— begin Records provided —
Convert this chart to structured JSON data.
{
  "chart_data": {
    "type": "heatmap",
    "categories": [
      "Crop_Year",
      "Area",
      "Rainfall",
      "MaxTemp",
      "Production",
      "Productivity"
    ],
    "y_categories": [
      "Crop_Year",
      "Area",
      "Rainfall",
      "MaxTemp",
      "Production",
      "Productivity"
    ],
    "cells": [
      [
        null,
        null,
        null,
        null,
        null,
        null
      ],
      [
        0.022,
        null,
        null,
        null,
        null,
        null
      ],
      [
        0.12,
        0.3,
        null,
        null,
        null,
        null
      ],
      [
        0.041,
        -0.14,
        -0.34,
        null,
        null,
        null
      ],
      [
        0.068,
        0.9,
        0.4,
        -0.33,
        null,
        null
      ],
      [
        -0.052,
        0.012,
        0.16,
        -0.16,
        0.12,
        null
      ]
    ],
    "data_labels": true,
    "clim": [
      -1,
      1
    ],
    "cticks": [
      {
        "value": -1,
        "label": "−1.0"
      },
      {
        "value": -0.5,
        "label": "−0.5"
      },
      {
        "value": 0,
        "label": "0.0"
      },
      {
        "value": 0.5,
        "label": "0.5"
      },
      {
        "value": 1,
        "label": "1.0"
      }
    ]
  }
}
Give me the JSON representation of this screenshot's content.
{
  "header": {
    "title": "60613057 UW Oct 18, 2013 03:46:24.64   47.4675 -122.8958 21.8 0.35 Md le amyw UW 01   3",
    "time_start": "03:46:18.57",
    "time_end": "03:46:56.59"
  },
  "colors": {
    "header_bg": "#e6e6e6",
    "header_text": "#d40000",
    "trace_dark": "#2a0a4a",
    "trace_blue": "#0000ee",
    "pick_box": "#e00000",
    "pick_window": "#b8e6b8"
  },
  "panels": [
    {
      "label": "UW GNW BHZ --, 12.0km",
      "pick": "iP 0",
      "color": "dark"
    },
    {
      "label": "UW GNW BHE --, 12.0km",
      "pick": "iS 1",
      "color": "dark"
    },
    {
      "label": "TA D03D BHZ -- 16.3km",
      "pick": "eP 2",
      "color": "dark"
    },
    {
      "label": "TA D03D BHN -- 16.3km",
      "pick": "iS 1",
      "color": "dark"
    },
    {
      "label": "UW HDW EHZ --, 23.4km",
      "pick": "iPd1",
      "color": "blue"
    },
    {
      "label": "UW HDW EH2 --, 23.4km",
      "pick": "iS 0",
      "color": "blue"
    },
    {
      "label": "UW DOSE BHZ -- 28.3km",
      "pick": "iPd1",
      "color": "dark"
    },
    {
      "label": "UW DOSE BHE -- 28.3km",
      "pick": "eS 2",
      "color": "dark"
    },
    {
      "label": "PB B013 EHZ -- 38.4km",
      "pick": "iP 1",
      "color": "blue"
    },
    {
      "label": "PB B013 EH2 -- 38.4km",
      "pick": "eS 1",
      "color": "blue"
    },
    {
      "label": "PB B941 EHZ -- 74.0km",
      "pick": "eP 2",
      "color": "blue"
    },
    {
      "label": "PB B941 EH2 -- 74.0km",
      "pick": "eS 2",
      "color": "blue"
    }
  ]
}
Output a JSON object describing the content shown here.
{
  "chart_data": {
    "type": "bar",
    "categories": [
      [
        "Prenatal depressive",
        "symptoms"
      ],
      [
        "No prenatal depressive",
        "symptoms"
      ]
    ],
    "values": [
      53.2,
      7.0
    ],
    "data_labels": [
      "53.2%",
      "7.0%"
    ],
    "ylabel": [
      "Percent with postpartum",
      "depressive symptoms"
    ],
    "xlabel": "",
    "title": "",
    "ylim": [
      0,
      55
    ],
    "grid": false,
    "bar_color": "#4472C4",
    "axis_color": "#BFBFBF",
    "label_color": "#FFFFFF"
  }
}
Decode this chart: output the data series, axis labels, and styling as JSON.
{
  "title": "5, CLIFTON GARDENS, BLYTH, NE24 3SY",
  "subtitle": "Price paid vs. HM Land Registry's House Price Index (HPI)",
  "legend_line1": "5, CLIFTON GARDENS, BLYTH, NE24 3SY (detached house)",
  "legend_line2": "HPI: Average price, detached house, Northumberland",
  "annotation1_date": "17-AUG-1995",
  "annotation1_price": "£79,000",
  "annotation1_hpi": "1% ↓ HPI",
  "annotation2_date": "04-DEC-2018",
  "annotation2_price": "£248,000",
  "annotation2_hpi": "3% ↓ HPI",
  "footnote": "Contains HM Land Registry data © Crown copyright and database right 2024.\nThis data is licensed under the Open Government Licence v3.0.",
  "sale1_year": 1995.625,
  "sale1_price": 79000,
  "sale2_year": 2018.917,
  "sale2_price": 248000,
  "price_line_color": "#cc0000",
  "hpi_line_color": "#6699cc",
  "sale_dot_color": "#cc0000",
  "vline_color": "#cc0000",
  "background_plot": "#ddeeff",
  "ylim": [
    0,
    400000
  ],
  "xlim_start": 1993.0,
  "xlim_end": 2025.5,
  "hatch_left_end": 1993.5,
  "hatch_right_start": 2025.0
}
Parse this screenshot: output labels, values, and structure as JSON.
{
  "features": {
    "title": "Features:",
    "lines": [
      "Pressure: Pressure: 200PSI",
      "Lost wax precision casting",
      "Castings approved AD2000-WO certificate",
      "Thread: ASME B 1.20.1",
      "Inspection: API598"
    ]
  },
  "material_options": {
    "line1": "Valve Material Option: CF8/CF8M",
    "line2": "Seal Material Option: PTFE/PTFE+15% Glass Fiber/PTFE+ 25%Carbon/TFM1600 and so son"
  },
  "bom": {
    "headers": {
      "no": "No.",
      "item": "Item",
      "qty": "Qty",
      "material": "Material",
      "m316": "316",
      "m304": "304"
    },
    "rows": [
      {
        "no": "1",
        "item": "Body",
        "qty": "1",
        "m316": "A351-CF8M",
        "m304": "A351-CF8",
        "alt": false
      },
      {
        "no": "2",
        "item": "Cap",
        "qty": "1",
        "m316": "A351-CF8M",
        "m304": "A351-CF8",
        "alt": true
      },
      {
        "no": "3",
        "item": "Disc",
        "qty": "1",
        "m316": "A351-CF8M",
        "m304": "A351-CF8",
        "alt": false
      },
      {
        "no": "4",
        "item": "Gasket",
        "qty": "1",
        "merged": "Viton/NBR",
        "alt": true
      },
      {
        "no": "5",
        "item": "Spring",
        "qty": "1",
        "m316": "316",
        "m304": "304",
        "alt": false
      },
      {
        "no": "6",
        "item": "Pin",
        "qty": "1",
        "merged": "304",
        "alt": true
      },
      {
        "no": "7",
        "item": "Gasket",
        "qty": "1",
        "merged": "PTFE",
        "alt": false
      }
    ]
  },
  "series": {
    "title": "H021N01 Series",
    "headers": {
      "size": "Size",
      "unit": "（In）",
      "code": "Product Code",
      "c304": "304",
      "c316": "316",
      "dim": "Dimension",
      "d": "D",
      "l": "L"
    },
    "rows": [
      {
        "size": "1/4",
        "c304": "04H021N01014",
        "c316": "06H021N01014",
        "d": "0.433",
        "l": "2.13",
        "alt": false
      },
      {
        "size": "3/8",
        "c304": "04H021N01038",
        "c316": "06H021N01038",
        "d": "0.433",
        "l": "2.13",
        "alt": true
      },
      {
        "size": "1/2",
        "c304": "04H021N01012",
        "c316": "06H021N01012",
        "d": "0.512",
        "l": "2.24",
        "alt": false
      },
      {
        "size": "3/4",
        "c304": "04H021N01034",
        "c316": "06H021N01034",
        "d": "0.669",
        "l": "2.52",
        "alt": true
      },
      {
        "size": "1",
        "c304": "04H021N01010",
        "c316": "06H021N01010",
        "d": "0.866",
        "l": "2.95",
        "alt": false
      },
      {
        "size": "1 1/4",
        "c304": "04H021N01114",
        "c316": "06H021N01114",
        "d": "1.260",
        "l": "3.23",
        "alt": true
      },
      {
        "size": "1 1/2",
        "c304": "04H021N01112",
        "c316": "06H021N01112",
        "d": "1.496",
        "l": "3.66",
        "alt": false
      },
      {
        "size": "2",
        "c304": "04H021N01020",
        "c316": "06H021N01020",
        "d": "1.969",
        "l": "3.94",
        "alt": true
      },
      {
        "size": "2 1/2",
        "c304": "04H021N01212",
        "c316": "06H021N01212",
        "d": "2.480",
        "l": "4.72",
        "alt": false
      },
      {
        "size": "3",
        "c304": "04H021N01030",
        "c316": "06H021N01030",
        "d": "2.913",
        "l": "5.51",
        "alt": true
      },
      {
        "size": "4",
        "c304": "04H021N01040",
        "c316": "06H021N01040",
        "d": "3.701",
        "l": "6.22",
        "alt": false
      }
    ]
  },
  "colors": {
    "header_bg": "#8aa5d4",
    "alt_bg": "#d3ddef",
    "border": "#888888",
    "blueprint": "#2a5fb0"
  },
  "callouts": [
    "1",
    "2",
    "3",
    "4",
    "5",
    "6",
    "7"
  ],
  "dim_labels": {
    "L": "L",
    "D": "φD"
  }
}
— end Records provided —
▶ _Job_:
Look through the entries above. Extract each line with the word "item".

▶ _Solution to this problem_:
      "item": "Item",
        "item": "Body",
        "item": "Cap",
        "item": "Disc",
        "item": "Gasket",
        "item": "Spring",
        "item": "Pin",
        "item": "Gasket",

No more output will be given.